— Problem —
Of all the lines in the records below, how many hold the word "marker"? Give the number alone.

— Dataset entries —
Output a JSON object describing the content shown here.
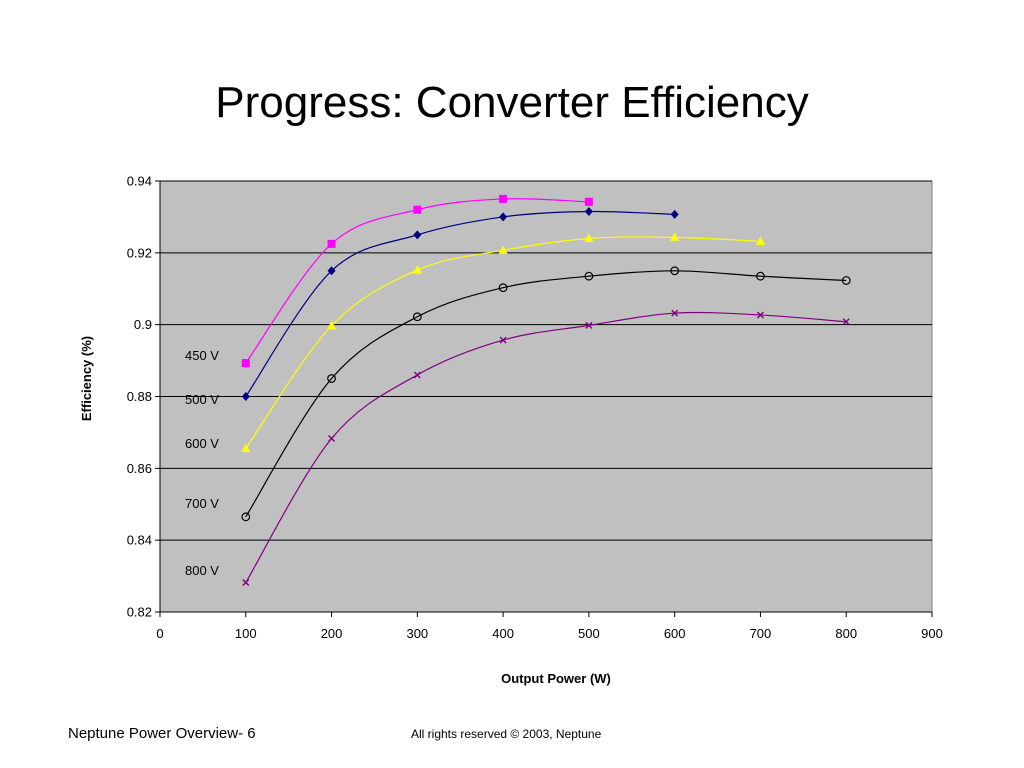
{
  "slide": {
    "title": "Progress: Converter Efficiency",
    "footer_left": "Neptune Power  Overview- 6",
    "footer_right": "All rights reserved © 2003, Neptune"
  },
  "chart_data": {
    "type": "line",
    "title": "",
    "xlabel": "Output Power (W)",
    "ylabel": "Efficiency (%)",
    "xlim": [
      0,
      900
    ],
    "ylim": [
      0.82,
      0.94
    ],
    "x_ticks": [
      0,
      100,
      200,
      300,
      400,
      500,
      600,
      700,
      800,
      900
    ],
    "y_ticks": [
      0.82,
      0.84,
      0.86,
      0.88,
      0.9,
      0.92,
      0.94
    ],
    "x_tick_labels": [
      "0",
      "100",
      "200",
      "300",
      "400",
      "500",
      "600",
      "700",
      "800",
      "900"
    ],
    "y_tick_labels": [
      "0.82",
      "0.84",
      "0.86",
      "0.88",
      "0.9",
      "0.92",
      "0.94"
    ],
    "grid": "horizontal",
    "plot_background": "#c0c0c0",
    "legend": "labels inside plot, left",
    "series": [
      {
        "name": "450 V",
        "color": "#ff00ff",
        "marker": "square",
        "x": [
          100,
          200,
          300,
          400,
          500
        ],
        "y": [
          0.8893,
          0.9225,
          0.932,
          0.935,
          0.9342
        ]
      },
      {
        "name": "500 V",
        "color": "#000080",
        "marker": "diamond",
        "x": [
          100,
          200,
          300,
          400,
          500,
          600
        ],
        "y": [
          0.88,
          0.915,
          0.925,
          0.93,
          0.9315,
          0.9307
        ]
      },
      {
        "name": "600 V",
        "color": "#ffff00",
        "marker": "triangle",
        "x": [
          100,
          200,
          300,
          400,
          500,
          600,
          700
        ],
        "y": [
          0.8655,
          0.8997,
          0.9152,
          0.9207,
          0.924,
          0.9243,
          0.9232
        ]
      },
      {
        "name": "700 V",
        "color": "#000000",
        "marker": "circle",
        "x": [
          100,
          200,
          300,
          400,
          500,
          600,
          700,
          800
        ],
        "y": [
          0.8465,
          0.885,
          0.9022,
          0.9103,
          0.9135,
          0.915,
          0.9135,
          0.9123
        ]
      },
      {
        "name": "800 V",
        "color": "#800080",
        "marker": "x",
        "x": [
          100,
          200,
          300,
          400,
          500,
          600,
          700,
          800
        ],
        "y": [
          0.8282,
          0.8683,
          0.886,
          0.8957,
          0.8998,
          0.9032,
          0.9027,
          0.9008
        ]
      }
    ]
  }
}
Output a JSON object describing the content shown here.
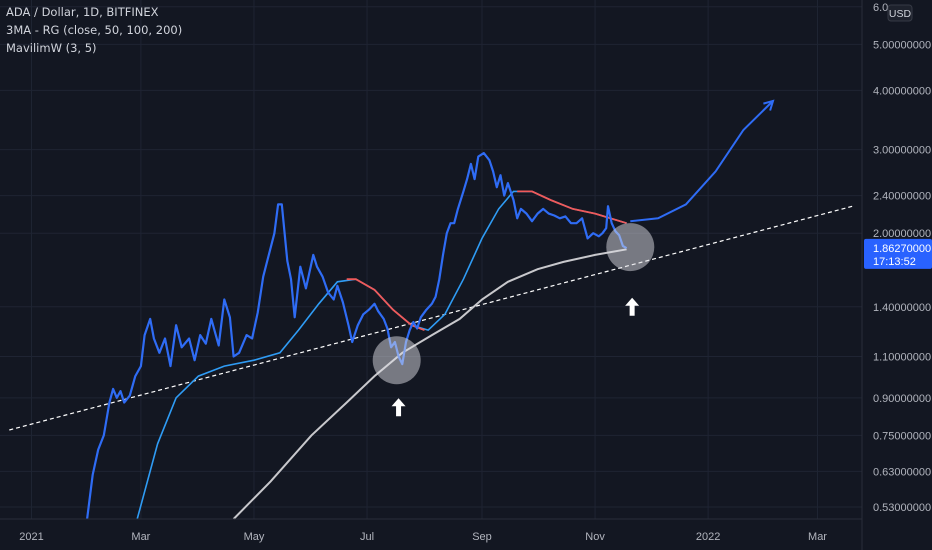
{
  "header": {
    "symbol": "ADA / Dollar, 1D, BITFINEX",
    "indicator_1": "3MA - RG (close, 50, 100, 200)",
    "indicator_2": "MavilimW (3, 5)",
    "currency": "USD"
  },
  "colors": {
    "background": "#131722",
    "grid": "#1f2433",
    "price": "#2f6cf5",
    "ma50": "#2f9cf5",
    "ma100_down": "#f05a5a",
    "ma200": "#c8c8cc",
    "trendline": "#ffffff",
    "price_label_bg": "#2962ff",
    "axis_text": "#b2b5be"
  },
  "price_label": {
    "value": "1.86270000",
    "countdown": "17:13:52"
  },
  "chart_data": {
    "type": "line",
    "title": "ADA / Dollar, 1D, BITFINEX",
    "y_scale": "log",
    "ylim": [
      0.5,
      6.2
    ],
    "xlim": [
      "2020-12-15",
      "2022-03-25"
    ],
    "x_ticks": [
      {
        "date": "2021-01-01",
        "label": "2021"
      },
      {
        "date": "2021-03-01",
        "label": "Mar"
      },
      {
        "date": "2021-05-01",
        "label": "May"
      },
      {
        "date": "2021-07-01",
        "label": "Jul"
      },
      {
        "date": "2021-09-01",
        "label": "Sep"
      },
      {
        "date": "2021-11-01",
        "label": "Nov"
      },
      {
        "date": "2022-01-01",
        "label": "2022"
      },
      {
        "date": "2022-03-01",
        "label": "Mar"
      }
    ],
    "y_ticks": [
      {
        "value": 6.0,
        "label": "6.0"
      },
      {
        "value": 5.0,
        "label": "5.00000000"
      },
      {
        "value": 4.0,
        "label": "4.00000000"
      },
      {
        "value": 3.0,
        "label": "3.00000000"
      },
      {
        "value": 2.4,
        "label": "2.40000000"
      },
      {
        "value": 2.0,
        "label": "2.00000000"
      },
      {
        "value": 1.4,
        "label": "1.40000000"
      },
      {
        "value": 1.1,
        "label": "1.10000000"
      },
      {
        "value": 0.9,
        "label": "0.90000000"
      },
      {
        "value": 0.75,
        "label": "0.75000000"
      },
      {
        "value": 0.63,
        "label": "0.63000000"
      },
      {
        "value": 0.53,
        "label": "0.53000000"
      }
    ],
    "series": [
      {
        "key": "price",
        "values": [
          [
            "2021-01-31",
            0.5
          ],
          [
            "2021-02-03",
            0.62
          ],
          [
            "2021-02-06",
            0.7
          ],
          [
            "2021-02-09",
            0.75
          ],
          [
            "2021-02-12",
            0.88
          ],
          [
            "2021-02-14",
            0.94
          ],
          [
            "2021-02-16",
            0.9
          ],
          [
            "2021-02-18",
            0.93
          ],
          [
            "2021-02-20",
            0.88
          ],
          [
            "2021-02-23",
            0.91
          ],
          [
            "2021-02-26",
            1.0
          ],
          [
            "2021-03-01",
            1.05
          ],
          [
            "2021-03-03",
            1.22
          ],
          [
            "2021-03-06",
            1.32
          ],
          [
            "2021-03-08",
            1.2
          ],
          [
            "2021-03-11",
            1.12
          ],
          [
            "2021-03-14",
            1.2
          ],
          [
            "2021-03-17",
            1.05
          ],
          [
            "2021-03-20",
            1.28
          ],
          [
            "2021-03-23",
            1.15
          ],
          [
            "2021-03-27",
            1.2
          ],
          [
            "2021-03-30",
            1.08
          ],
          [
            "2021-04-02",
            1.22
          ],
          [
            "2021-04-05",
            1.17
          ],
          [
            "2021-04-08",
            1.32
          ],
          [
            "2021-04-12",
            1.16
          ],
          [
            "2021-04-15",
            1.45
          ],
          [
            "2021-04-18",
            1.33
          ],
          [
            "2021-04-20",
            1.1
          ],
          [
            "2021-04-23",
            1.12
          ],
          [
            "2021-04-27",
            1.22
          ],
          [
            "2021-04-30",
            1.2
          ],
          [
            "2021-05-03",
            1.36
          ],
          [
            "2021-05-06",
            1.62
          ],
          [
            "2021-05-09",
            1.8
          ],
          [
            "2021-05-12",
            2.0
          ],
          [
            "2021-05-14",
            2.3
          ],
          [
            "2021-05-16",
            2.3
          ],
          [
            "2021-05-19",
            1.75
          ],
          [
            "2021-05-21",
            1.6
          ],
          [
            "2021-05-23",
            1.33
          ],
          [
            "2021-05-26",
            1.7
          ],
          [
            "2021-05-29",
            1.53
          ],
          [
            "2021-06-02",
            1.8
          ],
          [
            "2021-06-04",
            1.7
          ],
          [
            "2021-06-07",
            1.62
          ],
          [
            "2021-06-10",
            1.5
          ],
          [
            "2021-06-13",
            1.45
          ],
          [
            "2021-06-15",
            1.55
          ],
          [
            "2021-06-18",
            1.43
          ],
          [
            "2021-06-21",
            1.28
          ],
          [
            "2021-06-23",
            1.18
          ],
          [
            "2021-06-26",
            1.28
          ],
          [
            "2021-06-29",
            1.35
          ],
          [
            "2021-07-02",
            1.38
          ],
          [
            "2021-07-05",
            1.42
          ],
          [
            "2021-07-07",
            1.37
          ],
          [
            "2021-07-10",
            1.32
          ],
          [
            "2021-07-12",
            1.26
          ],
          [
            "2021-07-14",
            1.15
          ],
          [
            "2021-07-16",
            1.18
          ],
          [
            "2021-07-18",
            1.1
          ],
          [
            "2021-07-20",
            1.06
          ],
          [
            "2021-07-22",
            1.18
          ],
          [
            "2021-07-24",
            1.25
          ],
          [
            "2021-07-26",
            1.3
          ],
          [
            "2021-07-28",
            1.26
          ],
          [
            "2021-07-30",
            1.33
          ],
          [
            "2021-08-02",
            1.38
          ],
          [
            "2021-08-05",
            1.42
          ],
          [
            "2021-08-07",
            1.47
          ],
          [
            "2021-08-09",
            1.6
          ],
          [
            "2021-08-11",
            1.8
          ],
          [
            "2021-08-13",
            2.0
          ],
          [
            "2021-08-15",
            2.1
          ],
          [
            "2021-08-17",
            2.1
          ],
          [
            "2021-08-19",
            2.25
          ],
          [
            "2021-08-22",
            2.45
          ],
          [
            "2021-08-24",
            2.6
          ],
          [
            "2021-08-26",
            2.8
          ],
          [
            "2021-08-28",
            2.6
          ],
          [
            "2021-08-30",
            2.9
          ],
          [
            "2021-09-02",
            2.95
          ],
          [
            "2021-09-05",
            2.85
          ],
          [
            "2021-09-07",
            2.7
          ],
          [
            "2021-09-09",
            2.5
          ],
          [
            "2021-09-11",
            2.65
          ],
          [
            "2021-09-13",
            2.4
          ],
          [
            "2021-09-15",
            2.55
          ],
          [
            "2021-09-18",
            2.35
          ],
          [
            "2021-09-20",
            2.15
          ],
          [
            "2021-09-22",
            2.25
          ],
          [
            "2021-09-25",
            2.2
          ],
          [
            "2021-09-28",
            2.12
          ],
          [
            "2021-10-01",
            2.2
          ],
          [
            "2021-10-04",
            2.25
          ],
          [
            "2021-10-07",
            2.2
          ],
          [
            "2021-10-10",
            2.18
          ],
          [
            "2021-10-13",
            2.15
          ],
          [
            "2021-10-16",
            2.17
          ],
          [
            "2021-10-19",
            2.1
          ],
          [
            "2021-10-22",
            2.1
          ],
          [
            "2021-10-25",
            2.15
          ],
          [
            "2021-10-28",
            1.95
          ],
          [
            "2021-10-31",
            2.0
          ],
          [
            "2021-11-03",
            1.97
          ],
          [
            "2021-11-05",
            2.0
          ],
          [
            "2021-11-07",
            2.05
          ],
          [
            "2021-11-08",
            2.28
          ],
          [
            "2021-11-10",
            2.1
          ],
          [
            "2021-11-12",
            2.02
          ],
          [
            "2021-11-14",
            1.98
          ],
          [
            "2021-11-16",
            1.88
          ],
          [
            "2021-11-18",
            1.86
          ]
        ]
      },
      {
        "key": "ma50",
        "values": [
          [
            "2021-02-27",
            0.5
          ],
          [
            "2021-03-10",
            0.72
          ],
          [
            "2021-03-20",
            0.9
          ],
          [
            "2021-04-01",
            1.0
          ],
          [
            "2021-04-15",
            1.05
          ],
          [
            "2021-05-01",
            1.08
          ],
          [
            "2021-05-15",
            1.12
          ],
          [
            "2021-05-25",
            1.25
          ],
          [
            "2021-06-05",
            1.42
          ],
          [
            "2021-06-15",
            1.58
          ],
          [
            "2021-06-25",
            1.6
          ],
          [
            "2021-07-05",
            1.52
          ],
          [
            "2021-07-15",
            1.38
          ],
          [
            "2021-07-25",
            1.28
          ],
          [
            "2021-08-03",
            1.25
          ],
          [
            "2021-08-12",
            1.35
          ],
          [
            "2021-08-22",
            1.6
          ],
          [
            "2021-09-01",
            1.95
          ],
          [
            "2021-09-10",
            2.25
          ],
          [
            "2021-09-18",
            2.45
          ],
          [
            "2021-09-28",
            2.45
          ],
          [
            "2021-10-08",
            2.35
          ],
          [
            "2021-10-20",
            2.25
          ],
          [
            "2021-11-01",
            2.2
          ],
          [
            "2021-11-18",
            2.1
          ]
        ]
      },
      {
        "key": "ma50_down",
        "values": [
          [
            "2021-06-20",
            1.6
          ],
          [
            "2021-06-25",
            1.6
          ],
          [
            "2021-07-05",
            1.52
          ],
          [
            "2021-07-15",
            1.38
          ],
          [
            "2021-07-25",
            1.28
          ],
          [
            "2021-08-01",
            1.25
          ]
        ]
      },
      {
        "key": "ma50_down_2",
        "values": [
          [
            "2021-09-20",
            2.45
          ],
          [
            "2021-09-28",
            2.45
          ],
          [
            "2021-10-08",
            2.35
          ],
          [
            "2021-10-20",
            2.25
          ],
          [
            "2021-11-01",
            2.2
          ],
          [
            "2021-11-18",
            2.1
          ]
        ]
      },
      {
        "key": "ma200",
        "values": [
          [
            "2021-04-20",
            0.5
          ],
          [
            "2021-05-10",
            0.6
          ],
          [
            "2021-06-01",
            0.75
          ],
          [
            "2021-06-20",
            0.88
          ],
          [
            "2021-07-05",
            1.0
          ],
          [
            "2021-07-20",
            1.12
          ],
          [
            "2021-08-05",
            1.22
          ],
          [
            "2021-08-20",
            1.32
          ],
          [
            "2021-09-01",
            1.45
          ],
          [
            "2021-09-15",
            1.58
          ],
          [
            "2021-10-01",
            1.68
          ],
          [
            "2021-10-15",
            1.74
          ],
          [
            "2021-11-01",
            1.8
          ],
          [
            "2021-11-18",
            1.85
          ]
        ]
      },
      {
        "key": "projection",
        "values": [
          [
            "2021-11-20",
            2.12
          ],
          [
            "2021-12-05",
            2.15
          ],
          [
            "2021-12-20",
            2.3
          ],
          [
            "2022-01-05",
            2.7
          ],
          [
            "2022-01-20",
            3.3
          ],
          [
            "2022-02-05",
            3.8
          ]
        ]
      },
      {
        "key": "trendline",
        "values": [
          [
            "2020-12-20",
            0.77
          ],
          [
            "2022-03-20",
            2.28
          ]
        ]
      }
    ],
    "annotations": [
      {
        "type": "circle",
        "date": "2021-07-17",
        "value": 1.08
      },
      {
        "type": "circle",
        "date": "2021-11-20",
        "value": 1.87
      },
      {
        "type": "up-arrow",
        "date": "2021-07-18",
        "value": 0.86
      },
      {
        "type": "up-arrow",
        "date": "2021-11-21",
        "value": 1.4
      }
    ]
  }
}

* * *

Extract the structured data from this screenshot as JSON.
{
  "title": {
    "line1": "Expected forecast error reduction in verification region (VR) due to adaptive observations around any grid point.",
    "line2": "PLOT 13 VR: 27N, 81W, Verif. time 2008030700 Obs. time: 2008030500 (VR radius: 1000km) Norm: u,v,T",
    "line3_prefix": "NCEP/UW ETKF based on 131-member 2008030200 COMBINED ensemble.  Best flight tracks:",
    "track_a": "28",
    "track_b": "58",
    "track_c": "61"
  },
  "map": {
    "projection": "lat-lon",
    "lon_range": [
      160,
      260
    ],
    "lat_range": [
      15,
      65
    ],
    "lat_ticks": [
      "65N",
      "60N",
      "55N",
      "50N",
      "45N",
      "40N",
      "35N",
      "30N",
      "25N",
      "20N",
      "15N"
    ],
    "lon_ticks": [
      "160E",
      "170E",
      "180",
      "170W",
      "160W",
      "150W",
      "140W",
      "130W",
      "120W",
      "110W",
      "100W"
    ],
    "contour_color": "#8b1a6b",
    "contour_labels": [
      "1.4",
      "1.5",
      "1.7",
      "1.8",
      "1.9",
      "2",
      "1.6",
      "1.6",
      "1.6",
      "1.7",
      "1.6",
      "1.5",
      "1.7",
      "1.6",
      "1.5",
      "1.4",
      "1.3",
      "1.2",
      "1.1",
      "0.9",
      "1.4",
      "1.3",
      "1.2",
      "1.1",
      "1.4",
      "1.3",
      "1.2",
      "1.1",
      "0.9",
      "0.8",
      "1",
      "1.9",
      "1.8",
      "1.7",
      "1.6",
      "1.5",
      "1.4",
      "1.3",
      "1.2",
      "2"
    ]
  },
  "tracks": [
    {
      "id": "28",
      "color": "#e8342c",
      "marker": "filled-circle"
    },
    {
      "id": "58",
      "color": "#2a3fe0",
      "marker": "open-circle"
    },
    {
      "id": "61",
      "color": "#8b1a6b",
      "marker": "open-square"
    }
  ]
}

— Result of the exercise —
8